[start Dataset records]

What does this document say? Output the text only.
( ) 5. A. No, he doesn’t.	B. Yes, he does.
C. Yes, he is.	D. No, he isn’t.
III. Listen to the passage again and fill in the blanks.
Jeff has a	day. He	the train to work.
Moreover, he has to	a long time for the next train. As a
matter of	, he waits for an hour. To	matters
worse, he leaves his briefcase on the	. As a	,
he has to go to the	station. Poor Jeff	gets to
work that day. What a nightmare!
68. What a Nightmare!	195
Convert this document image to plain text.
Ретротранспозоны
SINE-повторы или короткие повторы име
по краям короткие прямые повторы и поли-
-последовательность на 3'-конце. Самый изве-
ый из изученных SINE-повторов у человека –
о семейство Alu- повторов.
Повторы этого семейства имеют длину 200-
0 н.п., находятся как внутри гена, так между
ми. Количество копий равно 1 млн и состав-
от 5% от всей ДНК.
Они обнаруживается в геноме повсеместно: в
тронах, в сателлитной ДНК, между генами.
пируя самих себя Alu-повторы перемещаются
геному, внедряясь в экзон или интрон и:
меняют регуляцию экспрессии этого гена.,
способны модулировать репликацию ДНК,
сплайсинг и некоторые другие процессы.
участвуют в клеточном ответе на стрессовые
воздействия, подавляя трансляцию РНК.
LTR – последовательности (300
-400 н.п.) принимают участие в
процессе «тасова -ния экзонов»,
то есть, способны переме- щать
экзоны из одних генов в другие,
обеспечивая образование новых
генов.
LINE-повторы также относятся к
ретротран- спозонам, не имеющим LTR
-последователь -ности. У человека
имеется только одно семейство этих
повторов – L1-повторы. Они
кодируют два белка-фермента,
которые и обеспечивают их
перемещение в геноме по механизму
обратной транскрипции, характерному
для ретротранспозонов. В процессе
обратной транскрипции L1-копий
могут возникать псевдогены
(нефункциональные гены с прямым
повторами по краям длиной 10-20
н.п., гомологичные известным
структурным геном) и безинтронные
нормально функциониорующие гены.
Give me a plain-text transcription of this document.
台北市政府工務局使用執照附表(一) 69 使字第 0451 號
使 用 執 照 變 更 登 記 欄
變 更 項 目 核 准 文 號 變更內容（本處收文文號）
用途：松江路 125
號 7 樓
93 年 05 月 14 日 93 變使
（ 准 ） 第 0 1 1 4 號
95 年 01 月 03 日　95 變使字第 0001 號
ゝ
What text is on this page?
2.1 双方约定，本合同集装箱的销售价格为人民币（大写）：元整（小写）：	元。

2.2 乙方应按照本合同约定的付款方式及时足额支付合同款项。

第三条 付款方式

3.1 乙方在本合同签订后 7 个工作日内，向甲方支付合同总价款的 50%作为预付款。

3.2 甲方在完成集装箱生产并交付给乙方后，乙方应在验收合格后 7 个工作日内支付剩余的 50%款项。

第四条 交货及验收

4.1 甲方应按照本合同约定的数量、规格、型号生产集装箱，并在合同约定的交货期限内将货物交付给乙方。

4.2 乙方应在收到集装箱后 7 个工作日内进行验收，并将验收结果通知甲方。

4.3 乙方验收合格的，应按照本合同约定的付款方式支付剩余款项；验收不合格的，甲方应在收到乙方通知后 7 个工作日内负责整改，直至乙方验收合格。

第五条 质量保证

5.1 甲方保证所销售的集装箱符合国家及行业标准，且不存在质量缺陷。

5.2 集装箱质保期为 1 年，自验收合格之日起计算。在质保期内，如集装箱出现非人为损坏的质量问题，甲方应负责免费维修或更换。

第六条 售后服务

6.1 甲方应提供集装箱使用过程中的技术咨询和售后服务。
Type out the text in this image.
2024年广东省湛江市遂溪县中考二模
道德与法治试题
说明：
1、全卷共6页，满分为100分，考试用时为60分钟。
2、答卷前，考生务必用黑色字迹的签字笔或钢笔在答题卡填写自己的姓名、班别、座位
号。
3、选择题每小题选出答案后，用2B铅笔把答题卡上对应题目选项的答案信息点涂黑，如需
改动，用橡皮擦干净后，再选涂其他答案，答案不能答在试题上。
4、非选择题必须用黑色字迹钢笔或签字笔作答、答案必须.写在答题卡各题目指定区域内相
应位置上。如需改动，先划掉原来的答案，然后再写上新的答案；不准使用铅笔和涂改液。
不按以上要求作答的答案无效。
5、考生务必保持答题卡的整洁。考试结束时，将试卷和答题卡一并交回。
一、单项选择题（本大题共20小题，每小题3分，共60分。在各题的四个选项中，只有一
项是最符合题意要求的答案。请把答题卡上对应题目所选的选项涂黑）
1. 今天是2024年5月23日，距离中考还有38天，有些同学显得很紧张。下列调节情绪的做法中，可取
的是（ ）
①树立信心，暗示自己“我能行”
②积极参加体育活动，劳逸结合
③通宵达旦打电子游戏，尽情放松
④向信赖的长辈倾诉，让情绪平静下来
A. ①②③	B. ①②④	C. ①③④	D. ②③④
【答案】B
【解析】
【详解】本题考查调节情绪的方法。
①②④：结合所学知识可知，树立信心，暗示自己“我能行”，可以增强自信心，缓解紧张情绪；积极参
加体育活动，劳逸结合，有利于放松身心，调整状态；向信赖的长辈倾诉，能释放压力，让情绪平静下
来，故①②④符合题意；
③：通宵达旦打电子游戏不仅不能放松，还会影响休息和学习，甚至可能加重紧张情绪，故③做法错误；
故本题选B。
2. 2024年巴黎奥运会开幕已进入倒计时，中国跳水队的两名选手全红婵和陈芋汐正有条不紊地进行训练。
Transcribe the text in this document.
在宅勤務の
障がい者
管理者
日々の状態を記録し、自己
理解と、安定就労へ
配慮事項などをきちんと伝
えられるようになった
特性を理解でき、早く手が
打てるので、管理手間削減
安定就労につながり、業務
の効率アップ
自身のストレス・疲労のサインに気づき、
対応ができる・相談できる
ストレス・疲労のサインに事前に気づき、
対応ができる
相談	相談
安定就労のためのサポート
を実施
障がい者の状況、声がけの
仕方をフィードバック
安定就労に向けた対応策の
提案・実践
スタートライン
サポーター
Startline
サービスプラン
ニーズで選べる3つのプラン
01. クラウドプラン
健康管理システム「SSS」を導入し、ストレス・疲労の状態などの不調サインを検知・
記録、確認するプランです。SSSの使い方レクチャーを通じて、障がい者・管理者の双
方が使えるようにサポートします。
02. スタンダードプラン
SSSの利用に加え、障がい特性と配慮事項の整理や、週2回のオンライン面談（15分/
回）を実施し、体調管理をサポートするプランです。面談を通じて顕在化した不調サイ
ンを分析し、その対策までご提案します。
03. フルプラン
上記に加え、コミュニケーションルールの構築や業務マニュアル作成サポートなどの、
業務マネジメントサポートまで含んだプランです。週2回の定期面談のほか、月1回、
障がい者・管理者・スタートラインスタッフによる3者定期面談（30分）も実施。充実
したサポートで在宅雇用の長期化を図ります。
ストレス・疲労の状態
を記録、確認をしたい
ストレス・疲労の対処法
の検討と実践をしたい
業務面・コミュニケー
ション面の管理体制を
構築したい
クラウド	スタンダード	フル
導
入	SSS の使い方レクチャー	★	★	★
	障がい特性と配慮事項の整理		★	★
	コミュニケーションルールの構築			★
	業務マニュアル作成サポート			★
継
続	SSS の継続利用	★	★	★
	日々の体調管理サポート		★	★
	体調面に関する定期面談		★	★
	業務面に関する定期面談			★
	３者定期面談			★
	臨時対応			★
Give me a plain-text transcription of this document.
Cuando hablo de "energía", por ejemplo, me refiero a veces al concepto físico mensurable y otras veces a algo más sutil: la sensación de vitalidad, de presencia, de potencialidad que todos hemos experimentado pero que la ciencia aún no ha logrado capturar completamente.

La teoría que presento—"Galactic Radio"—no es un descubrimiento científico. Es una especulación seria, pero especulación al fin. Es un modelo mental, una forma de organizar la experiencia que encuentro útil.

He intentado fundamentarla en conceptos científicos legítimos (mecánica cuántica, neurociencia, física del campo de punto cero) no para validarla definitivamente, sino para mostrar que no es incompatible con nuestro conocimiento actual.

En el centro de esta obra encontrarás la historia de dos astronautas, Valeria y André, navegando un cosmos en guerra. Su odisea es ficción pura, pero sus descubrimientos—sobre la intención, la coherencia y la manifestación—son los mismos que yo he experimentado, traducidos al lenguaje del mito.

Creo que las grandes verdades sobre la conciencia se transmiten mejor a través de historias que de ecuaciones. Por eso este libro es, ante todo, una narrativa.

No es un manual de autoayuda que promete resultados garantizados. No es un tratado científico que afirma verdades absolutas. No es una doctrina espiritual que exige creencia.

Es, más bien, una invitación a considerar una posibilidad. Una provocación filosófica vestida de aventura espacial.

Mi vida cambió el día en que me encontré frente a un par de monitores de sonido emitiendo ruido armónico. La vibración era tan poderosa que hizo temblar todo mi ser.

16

[end Dataset records]

→ **Problem to work on**
Which lines contain "verdades"? Copy each of them.

→ **Result of this exercise**
Creo que las grandes verdades sobre la conciencia se transmiten mejor a través de historias que de ecuaciones. Por eso este libro es, ante todo, una narrativa.
No es un manual de autoayuda que promete resultados garantizados. No es un tratado científico que afirma verdades absolutas. No es una doctrina espiritual que exige creencia.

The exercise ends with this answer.